-- DATA TO USE --
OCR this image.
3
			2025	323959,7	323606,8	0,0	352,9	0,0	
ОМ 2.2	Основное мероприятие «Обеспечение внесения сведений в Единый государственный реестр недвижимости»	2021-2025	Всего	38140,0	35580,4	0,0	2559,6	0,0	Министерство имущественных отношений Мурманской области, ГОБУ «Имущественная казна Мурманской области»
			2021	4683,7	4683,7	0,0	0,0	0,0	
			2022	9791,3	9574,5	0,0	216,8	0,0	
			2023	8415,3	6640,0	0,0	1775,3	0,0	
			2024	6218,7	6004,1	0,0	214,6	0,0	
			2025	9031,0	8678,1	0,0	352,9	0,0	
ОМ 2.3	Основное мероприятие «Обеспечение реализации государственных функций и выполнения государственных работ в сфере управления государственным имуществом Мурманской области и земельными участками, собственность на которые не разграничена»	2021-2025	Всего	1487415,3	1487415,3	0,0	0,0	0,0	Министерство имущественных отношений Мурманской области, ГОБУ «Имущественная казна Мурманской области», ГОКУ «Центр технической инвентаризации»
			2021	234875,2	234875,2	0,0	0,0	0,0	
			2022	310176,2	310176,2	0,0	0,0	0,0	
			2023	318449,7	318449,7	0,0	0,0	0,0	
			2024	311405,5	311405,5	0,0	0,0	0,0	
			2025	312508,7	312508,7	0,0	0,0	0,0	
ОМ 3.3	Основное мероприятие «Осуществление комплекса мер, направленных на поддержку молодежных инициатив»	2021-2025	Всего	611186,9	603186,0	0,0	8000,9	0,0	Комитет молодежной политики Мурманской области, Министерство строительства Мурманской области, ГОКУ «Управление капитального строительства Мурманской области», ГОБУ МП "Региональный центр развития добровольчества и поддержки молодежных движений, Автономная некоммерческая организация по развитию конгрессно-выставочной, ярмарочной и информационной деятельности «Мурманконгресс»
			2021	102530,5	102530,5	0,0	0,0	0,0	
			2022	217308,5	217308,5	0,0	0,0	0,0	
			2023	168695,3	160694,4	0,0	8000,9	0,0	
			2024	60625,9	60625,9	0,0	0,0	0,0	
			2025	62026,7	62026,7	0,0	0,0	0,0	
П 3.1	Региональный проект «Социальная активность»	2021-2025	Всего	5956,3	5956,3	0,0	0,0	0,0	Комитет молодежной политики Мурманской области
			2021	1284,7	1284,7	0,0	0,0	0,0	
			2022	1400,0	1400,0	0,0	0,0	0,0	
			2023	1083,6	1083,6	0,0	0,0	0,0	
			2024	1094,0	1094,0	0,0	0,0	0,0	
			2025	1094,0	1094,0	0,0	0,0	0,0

-- WHAT TO WORK ON --
Identify the lines of the entries containing the string "Комитет". Copy each such line.

-- REPLY --
ОМ 3.3	Основное мероприятие «Осуществление комплекса мер, направленных на поддержку молодежных инициатив»	2021-2025	Всего	611186,9	603186,0	0,0	8000,9	0,0	Комитет молодежной политики Мурманской области, Министерство строительства Мурманской области, ГОКУ «Управление капитального строительства Мурманской области», ГОБУ МП "Региональный центр развития добровольчества и поддержки молодежных движений, Автономная некоммерческая организация по развитию конгрессно-выставочной, ярмарочной и информационной деятельности «Мурманконгресс»
П 3.1	Региональный проект «Социальная активность»	2021-2025	Всего	5956,3	5956,3	0,0	0,0	0,0	Комитет молодежной политики Мурманской области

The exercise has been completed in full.